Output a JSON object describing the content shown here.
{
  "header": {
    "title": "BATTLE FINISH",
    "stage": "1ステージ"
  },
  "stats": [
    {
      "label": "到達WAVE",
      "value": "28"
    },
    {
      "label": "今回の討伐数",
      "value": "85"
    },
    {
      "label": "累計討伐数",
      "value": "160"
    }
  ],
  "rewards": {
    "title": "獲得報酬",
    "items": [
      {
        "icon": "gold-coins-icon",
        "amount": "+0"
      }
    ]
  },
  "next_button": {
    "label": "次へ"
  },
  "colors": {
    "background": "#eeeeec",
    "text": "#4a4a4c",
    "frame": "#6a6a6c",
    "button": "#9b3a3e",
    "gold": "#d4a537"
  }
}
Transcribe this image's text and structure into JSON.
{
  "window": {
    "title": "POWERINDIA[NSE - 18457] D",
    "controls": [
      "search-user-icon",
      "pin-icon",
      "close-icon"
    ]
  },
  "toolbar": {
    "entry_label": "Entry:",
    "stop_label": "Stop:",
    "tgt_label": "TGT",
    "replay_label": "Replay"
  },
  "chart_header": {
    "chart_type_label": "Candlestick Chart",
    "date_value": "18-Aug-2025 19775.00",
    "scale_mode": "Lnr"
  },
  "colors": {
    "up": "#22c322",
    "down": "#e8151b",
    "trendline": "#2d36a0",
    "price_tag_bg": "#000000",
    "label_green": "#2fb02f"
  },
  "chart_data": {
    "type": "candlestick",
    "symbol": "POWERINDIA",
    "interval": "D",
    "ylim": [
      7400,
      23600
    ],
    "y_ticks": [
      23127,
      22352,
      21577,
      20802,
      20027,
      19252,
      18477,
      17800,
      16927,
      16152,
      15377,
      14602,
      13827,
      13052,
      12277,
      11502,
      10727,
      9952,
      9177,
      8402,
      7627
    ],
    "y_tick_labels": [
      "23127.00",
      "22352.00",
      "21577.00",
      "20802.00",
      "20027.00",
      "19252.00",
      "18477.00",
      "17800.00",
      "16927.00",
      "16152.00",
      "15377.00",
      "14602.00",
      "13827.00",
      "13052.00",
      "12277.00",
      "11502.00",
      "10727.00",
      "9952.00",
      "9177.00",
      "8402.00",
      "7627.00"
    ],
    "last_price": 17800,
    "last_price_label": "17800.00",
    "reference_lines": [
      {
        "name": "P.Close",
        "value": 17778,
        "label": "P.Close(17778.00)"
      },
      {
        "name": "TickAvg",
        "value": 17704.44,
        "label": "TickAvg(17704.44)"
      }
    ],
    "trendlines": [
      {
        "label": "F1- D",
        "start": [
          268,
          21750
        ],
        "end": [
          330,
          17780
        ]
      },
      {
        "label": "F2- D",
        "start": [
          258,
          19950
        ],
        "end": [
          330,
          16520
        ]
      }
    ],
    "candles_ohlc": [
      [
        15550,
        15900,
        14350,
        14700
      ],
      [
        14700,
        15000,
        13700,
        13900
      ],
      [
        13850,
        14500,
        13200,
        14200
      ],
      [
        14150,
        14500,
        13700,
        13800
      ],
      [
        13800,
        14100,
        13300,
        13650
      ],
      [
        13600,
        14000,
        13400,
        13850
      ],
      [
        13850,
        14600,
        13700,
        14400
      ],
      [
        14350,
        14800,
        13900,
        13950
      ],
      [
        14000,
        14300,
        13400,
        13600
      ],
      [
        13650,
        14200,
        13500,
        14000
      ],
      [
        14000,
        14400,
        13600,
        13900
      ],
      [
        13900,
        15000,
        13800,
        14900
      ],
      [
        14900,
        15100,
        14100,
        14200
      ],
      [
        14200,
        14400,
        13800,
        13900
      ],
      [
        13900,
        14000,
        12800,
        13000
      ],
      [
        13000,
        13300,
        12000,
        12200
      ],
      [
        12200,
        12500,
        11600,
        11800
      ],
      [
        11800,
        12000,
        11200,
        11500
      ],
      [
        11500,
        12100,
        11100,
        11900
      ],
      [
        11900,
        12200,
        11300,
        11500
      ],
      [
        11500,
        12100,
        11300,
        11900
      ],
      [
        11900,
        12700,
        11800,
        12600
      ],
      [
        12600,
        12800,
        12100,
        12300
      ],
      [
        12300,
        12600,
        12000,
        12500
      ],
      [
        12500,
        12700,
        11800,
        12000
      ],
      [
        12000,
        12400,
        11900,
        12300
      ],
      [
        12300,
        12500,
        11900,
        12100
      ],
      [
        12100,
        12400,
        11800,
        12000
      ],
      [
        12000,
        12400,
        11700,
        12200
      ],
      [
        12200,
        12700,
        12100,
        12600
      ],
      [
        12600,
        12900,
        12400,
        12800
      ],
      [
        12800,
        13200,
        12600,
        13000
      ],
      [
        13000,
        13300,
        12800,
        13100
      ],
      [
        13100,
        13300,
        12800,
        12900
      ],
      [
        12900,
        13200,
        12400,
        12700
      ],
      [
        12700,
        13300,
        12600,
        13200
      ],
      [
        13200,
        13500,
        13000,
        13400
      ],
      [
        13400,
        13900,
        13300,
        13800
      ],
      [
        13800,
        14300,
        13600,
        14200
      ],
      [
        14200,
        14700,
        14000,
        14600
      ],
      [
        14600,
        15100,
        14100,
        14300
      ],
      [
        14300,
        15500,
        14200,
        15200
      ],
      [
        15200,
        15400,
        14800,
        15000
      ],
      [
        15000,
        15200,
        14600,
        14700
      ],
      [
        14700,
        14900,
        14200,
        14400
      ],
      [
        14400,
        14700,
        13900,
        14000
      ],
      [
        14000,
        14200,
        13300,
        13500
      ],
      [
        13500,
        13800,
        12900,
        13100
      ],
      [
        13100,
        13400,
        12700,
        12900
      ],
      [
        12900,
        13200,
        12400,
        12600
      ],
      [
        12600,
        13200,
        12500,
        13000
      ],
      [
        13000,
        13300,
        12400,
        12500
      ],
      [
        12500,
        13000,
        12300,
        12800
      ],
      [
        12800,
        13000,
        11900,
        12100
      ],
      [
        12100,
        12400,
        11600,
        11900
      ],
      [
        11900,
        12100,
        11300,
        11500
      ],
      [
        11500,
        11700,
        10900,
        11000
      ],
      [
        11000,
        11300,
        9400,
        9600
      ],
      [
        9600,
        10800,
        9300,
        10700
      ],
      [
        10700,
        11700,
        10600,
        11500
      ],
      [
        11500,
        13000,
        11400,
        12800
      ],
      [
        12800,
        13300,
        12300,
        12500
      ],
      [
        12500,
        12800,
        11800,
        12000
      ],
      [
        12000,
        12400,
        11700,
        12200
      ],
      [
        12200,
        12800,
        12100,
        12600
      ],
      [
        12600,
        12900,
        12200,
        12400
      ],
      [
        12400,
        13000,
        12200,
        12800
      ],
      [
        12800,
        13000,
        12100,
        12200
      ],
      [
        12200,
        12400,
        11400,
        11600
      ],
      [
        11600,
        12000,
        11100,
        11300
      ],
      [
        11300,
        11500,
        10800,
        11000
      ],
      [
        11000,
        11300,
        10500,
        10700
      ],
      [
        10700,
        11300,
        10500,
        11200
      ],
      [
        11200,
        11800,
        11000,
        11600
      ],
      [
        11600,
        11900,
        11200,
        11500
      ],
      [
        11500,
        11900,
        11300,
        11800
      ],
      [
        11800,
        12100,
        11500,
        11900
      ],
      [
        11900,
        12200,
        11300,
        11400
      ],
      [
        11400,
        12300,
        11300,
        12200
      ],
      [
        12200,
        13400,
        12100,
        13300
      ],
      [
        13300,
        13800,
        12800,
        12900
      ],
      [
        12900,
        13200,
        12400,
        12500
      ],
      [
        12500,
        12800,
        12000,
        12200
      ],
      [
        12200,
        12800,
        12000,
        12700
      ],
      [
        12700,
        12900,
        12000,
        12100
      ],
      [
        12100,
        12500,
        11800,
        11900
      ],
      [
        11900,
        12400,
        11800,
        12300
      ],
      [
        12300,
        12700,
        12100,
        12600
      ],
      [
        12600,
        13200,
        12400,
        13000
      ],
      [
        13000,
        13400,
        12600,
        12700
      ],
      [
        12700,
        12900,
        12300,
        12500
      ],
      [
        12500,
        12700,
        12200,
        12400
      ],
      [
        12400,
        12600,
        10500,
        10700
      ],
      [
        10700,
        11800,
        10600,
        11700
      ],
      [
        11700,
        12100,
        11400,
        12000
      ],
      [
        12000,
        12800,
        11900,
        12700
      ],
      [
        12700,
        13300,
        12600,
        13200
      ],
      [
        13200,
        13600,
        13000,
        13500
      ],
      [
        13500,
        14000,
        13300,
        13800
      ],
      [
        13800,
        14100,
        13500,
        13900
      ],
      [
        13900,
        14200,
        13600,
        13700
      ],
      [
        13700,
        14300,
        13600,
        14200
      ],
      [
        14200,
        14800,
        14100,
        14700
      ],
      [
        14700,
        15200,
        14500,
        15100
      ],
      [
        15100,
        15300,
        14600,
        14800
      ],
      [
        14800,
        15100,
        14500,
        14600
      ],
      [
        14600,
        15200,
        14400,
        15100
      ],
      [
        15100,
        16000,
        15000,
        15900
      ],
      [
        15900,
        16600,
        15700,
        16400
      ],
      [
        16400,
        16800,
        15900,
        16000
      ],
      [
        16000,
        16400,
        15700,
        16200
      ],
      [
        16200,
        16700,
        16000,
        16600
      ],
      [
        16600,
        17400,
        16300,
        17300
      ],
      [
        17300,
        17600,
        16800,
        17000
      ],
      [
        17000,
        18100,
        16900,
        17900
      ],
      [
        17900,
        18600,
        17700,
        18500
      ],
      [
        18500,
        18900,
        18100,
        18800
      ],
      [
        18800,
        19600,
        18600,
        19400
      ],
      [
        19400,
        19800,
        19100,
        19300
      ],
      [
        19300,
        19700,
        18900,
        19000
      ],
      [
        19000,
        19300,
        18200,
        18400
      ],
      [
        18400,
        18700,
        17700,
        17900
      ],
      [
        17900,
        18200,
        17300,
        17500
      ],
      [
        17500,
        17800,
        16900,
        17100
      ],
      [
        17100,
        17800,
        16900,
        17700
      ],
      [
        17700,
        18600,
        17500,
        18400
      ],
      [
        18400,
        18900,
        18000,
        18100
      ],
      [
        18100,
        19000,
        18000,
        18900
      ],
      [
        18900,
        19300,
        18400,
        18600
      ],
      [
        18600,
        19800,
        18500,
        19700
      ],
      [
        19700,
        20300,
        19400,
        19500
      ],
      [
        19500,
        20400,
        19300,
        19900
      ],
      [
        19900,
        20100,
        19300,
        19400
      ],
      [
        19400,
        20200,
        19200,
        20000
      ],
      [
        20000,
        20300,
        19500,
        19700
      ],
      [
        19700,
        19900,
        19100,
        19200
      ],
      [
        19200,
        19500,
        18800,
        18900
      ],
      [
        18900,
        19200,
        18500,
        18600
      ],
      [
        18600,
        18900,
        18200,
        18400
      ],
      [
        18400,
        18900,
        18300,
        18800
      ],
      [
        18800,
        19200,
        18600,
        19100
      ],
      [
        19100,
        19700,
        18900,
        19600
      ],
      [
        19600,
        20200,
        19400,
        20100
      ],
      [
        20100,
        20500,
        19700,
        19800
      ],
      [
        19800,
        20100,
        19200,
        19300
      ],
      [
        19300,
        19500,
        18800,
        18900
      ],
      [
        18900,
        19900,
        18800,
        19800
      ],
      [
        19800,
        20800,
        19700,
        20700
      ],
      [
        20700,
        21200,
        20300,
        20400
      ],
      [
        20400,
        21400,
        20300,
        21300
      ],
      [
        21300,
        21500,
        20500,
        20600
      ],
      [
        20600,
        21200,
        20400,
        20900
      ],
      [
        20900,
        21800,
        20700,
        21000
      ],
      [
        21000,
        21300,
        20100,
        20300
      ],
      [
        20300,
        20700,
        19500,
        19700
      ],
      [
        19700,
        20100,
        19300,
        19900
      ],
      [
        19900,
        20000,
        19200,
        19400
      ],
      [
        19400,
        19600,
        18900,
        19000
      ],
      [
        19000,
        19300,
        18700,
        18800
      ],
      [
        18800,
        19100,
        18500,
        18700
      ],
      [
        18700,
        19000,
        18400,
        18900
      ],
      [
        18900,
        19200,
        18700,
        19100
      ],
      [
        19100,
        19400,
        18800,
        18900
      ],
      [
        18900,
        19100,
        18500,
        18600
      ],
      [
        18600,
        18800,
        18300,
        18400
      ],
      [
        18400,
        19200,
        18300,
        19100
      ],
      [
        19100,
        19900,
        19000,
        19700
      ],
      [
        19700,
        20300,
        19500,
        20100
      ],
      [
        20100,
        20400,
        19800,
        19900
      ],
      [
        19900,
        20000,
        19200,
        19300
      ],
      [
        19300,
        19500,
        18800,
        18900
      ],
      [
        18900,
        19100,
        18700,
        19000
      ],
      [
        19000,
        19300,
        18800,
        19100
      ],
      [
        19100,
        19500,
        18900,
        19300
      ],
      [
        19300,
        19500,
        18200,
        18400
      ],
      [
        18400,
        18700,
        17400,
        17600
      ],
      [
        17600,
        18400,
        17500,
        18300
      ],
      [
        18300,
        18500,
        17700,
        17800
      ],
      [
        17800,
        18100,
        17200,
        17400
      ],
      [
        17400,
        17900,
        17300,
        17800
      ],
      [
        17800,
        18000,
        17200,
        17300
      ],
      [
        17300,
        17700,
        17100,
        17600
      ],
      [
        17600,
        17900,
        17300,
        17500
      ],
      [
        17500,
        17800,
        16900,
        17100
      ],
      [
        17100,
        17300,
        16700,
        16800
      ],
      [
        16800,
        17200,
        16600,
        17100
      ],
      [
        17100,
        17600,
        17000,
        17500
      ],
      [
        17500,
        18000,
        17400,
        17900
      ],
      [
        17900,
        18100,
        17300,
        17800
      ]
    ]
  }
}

**WHAT YOU WILL DO**
Gather all lines where the word "title" appears.

**EXERCISE SOLUTION**
    "title": "BATTLE FINISH",
    "title": "獲得報酬",
    "title": "POWERINDIA[NSE - 18457] D",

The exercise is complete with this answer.